Stored items from a collection
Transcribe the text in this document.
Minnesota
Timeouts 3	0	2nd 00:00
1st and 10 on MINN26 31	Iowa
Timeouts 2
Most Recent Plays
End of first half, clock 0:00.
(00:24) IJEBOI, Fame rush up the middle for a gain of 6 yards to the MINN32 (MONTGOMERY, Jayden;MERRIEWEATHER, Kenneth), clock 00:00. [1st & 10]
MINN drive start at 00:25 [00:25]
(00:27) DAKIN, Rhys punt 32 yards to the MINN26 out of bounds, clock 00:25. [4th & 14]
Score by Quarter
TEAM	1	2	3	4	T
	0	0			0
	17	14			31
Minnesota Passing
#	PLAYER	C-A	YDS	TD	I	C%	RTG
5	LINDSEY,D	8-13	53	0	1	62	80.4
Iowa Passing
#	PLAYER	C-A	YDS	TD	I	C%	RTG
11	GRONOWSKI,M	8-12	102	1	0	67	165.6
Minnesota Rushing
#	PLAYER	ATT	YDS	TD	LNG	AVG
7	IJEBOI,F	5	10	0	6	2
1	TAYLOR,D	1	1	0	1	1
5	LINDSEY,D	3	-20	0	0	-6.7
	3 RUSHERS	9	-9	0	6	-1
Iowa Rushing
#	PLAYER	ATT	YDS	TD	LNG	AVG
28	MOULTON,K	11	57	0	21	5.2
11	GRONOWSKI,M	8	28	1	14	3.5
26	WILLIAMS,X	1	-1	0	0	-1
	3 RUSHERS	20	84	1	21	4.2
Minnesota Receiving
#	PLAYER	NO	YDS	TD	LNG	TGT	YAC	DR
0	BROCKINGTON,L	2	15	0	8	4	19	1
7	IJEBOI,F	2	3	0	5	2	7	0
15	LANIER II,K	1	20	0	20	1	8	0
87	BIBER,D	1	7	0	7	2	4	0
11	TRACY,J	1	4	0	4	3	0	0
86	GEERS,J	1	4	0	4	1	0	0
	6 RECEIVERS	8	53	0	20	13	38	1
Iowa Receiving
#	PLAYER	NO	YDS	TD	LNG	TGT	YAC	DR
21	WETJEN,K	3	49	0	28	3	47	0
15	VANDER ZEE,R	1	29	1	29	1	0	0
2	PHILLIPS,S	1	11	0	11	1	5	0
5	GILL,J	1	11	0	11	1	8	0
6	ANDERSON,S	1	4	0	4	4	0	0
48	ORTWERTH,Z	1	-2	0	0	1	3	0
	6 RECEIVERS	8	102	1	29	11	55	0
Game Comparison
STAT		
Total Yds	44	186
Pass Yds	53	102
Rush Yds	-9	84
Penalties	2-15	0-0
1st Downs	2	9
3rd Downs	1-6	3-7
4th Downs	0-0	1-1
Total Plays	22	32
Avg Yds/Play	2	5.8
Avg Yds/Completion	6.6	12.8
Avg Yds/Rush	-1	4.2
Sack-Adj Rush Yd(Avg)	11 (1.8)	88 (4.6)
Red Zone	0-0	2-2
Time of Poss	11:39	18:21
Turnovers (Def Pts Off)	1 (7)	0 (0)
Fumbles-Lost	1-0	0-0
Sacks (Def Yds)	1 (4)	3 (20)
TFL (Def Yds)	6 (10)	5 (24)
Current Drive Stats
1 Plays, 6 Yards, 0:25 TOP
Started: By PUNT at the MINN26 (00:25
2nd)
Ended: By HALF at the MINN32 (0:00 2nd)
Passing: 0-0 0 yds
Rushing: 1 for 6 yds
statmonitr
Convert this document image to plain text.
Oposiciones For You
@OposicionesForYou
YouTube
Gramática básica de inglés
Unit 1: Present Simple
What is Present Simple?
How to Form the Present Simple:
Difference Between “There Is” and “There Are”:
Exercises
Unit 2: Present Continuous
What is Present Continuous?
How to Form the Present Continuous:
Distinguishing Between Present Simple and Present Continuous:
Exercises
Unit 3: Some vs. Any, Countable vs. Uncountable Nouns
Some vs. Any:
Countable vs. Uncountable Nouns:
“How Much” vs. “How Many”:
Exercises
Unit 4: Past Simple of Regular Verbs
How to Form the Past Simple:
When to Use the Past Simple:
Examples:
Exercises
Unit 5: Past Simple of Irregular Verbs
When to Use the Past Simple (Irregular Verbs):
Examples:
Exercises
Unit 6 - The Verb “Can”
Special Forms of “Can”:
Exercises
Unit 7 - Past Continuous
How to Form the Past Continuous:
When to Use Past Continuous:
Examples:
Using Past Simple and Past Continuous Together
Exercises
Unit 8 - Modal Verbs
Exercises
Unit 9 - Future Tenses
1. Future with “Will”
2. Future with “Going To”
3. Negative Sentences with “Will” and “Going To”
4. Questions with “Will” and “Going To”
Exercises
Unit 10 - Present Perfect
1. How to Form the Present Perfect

__Do this__:
Return the lines of the records that include the string "RUSHERS".

__Reply to the task__:
	3 RUSHERS	9	-9	0	6	-1
	3 RUSHERS	20	84	1	21	4.2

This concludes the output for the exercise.